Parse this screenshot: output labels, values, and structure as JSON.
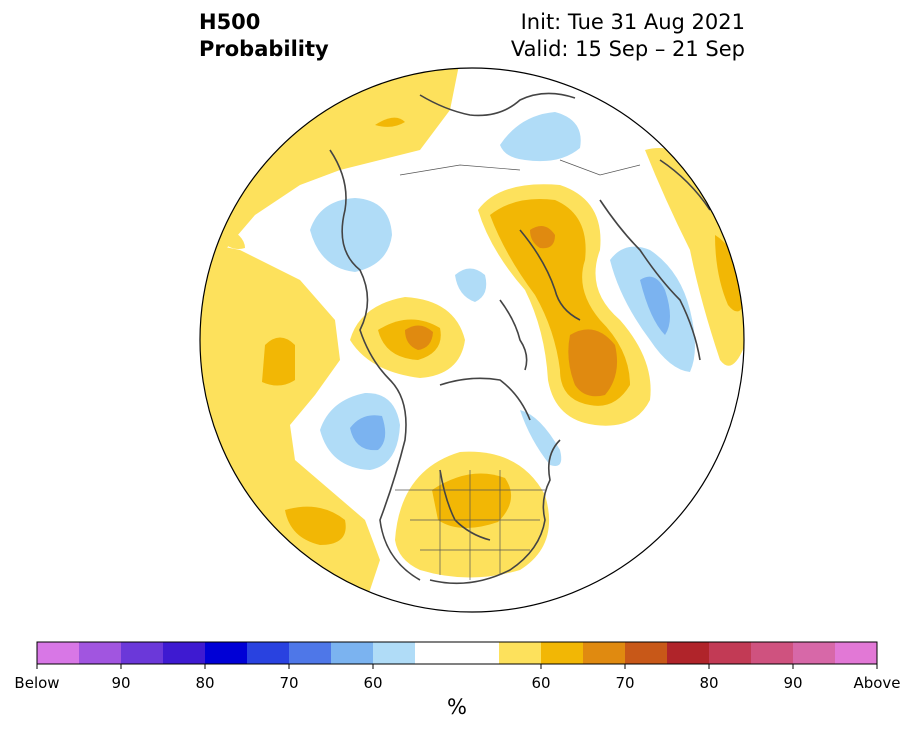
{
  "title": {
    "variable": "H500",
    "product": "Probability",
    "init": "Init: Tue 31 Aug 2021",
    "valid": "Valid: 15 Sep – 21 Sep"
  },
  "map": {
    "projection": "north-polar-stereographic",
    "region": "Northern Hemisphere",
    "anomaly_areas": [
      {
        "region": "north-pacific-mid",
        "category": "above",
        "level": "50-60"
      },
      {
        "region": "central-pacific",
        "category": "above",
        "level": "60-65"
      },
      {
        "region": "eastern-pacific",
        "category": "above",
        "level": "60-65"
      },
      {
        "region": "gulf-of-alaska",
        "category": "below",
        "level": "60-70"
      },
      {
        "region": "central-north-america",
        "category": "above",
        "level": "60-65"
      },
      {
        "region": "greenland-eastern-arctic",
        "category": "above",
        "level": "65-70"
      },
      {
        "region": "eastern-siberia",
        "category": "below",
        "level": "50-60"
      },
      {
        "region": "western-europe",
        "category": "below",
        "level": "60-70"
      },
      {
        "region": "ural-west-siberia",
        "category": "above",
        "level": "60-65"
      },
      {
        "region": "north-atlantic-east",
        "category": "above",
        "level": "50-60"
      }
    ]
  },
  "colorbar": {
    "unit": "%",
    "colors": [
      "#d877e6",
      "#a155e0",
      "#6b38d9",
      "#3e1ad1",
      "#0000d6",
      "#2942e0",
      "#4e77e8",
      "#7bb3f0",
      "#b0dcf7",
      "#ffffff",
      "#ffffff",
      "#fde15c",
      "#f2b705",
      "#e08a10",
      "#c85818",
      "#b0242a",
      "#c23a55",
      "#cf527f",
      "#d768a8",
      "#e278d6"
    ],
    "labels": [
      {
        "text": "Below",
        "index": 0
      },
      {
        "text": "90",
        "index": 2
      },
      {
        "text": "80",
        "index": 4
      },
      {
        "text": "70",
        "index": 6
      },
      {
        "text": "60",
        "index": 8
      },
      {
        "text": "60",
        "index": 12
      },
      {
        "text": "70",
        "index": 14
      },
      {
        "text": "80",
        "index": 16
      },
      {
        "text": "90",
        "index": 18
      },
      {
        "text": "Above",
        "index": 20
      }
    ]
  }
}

==

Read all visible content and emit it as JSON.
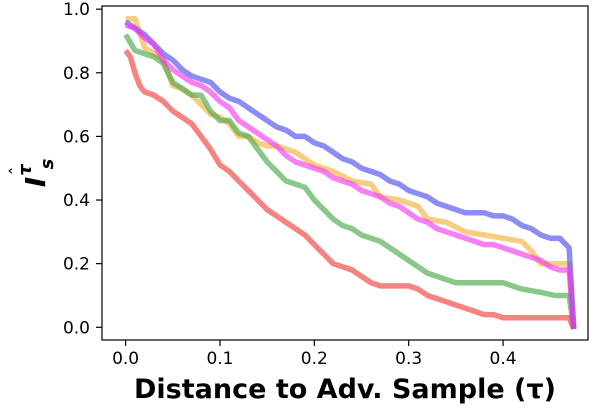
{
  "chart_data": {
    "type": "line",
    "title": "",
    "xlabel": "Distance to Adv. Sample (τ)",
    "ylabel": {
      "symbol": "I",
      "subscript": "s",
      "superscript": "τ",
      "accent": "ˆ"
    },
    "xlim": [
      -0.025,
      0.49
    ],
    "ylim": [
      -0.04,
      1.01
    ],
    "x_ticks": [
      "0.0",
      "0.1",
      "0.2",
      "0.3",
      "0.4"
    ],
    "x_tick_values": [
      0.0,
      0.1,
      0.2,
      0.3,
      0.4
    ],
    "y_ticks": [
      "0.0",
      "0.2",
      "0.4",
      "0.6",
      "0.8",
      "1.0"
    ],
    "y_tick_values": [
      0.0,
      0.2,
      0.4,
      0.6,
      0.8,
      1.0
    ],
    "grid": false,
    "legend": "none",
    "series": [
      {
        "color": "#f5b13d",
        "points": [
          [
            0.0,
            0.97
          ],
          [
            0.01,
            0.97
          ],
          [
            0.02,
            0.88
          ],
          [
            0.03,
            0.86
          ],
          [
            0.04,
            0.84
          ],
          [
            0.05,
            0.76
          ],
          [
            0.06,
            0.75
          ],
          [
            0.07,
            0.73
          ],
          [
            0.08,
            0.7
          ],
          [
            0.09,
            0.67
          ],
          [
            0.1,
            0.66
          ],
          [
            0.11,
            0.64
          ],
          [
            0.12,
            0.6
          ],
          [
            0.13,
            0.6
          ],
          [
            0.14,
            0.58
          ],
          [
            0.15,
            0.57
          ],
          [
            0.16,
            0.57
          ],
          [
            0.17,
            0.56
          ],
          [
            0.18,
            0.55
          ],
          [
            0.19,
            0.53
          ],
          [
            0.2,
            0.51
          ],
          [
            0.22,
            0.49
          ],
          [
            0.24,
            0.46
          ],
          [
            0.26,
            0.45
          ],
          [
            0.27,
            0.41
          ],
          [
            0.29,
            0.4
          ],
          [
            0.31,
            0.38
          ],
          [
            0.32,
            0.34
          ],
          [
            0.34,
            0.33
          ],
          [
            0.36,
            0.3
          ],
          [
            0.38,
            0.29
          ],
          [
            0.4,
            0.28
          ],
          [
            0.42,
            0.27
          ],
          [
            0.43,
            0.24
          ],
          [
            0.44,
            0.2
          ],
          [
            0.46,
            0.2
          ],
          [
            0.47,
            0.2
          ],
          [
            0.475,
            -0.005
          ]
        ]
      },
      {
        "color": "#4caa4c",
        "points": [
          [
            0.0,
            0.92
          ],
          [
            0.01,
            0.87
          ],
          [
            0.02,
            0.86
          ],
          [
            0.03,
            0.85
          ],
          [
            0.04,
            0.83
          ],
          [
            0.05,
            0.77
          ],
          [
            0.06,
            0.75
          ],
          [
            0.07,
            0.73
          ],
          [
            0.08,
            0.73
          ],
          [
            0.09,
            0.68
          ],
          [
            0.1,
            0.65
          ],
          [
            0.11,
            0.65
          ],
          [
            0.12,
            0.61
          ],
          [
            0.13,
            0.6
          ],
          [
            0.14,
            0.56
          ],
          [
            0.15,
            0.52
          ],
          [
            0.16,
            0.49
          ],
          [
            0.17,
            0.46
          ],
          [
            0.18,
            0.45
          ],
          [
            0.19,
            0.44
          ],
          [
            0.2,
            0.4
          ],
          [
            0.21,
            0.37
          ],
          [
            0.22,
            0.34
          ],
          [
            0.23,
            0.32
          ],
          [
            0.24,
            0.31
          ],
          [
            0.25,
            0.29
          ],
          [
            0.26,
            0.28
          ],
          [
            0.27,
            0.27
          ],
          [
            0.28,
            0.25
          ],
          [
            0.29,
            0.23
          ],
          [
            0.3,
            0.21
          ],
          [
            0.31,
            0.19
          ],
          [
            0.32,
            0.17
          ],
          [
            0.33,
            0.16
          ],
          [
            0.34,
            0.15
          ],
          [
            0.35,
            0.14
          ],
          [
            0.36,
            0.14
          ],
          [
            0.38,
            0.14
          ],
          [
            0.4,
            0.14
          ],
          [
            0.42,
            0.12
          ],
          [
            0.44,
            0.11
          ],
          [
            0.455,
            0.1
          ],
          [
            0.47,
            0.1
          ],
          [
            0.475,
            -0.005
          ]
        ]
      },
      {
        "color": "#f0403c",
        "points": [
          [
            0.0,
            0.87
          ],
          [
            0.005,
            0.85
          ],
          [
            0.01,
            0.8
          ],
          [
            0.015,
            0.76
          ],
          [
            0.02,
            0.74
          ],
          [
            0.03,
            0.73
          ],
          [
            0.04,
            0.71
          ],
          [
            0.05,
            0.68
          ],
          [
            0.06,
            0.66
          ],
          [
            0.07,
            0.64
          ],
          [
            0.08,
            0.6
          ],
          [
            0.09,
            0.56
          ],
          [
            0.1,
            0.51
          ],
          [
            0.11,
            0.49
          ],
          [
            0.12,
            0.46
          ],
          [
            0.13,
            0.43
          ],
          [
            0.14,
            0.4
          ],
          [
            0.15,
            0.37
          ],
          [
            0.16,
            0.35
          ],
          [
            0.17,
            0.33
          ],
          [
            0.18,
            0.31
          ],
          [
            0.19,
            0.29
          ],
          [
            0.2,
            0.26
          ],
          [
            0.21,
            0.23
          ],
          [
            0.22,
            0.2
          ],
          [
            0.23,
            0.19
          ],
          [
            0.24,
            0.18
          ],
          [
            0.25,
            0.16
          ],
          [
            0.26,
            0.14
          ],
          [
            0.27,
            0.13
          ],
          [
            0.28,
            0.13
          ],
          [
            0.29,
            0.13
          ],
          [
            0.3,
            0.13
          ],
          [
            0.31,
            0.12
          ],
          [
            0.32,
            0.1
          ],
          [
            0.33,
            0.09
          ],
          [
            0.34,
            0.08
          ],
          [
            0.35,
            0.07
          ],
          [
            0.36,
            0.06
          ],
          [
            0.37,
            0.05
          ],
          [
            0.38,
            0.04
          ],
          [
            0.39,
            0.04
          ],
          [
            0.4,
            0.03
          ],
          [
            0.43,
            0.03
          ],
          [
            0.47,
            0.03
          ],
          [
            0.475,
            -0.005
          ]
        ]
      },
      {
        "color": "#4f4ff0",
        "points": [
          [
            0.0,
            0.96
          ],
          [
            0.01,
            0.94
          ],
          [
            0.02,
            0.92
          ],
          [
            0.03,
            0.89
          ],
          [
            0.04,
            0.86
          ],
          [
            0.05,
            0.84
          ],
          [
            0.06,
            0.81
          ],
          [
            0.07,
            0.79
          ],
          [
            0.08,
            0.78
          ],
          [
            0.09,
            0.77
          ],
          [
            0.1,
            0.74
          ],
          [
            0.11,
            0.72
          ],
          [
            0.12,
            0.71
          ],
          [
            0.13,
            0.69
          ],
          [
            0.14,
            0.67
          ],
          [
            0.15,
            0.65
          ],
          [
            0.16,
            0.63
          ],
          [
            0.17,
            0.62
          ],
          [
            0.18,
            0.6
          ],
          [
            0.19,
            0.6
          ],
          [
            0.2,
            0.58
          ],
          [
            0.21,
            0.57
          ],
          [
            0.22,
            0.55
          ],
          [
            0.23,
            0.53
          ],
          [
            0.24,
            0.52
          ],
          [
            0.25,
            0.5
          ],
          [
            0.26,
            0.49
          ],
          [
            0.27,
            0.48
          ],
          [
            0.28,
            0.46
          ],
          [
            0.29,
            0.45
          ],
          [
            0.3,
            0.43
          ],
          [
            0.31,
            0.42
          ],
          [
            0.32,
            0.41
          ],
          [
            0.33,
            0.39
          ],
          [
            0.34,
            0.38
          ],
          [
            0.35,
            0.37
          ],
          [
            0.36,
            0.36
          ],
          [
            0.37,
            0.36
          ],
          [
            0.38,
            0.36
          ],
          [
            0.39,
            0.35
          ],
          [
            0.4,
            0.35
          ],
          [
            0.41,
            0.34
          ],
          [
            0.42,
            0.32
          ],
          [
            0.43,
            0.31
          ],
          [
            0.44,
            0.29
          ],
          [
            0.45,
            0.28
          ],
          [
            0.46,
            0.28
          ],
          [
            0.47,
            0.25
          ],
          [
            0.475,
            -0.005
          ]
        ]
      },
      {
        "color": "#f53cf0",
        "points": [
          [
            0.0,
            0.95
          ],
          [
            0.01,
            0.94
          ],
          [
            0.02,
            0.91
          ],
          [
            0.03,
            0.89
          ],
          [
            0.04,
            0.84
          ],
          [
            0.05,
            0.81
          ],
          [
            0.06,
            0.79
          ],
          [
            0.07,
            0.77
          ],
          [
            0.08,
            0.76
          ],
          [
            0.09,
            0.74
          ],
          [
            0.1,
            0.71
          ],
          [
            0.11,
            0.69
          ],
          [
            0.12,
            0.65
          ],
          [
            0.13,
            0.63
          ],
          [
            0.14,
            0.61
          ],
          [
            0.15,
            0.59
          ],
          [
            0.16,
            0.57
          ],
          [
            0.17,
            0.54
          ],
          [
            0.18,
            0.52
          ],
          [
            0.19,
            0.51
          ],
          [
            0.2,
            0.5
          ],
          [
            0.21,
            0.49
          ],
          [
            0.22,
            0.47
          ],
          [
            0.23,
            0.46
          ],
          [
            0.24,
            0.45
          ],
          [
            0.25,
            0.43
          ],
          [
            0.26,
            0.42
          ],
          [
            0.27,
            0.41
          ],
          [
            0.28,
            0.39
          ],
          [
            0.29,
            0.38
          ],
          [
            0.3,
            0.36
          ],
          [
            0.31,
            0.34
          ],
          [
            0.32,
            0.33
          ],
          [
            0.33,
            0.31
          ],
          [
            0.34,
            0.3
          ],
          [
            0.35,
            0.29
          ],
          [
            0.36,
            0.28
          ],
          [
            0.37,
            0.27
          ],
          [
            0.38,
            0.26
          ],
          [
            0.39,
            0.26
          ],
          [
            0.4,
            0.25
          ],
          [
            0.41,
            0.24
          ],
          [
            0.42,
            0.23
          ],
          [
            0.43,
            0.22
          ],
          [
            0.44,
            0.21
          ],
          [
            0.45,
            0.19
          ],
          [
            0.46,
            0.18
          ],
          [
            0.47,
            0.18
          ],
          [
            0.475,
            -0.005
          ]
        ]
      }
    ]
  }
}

◆ **Task to carry out**
Copy every line of the listing that includes the string "eastern".

◆ **Response**
        "region": "eastern-pacific",
        "region": "greenland-eastern-arctic",
        "region": "eastern-siberia",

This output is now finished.